# WHAT NEEDS TO BE DONE:
Reproduce every line of the saved entries below verbatim, without any alteration.

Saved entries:

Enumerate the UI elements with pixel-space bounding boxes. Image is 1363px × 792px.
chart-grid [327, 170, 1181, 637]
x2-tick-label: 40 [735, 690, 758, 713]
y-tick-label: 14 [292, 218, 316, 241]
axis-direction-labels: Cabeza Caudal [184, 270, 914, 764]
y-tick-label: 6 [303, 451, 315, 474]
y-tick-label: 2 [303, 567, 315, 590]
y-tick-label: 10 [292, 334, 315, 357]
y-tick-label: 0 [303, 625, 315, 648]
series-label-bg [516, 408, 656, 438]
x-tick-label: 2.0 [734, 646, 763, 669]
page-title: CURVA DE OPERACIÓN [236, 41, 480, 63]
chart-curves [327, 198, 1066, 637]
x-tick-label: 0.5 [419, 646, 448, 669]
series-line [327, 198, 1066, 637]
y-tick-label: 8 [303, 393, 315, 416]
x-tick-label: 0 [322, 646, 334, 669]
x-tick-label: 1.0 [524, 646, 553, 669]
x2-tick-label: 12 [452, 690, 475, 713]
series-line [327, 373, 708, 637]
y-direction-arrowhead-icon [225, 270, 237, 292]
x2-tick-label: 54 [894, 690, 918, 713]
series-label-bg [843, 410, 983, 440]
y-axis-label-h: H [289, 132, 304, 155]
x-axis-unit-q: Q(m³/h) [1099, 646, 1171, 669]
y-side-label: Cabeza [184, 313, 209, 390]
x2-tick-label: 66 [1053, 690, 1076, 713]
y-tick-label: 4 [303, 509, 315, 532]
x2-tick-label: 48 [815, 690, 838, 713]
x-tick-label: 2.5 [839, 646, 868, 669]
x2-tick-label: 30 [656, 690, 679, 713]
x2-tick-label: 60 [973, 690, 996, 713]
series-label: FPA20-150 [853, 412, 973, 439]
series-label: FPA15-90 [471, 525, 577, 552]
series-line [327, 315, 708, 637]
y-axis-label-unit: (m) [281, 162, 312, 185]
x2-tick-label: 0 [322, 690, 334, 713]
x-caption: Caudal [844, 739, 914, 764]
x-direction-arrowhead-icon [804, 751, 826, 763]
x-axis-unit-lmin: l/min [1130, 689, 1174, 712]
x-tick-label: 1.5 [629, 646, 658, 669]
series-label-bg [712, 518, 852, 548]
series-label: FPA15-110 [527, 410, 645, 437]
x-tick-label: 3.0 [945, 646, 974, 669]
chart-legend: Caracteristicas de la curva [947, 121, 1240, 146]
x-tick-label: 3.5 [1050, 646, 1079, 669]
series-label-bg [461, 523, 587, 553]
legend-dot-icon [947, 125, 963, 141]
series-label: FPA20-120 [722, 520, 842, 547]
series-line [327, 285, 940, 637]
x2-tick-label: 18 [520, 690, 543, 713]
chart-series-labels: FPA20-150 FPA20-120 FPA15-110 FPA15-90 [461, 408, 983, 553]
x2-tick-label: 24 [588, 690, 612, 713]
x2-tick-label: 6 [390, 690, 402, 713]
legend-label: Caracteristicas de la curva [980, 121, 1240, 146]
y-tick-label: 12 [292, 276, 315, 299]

# IN RESPONSE:
Enumerate the UI elements with pixel-space bounding boxes. Image is 1363px × 792px.
chart-grid [327, 170, 1181, 637]
x2-tick-label: 40 [735, 690, 758, 713]
y-tick-label: 14 [292, 218, 316, 241]
axis-direction-labels: Cabeza Caudal [184, 270, 914, 764]
y-tick-label: 6 [303, 451, 315, 474]
y-tick-label: 2 [303, 567, 315, 590]
y-tick-label: 10 [292, 334, 315, 357]
y-tick-label: 0 [303, 625, 315, 648]
series-label-bg [516, 408, 656, 438]
x-tick-label: 2.0 [734, 646, 763, 669]
page-title: CURVA DE OPERACIÓN [236, 41, 480, 63]
chart-curves [327, 198, 1066, 637]
x-tick-label: 0.5 [419, 646, 448, 669]
series-line [327, 198, 1066, 637]
y-tick-label: 8 [303, 393, 315, 416]
x-tick-label: 0 [322, 646, 334, 669]
x-tick-label: 1.0 [524, 646, 553, 669]
x2-tick-label: 12 [452, 690, 475, 713]
series-line [327, 373, 708, 637]
y-direction-arrowhead-icon [225, 270, 237, 292]
x2-tick-label: 54 [894, 690, 918, 713]
series-label-bg [843, 410, 983, 440]
y-axis-label-h: H [289, 132, 304, 155]
x-axis-unit-q: Q(m³/h) [1099, 646, 1171, 669]
y-side-label: Cabeza [184, 313, 209, 390]
x2-tick-label: 66 [1053, 690, 1076, 713]
y-tick-label: 4 [303, 509, 315, 532]
x2-tick-label: 48 [815, 690, 838, 713]
x-tick-label: 2.5 [839, 646, 868, 669]
x2-tick-label: 30 [656, 690, 679, 713]
x2-tick-label: 60 [973, 690, 996, 713]
series-label: FPA20-150 [853, 412, 973, 439]
series-label: FPA15-90 [471, 525, 577, 552]
series-line [327, 315, 708, 637]
y-axis-label-unit: (m) [281, 162, 312, 185]
x2-tick-label: 0 [322, 690, 334, 713]
x-caption: Caudal [844, 739, 914, 764]
x-direction-arrowhead-icon [804, 751, 826, 763]
x-axis-unit-lmin: l/min [1130, 689, 1174, 712]
x-tick-label: 1.5 [629, 646, 658, 669]
series-label-bg [712, 518, 852, 548]
series-label: FPA15-110 [527, 410, 645, 437]
x-tick-label: 3.0 [945, 646, 974, 669]
chart-legend: Caracteristicas de la curva [947, 121, 1240, 146]
x-tick-label: 3.5 [1050, 646, 1079, 669]
series-label-bg [461, 523, 587, 553]
legend-dot-icon [947, 125, 963, 141]
series-label: FPA20-120 [722, 520, 842, 547]
series-line [327, 285, 940, 637]
x2-tick-label: 18 [520, 690, 543, 713]
chart-series-labels: FPA20-150 FPA20-120 FPA15-110 FPA15-90 [461, 408, 983, 553]
x2-tick-label: 24 [588, 690, 612, 713]
x2-tick-label: 6 [390, 690, 402, 713]
legend-label: Caracteristicas de la curva [980, 121, 1240, 146]
y-tick-label: 12 [292, 276, 315, 299]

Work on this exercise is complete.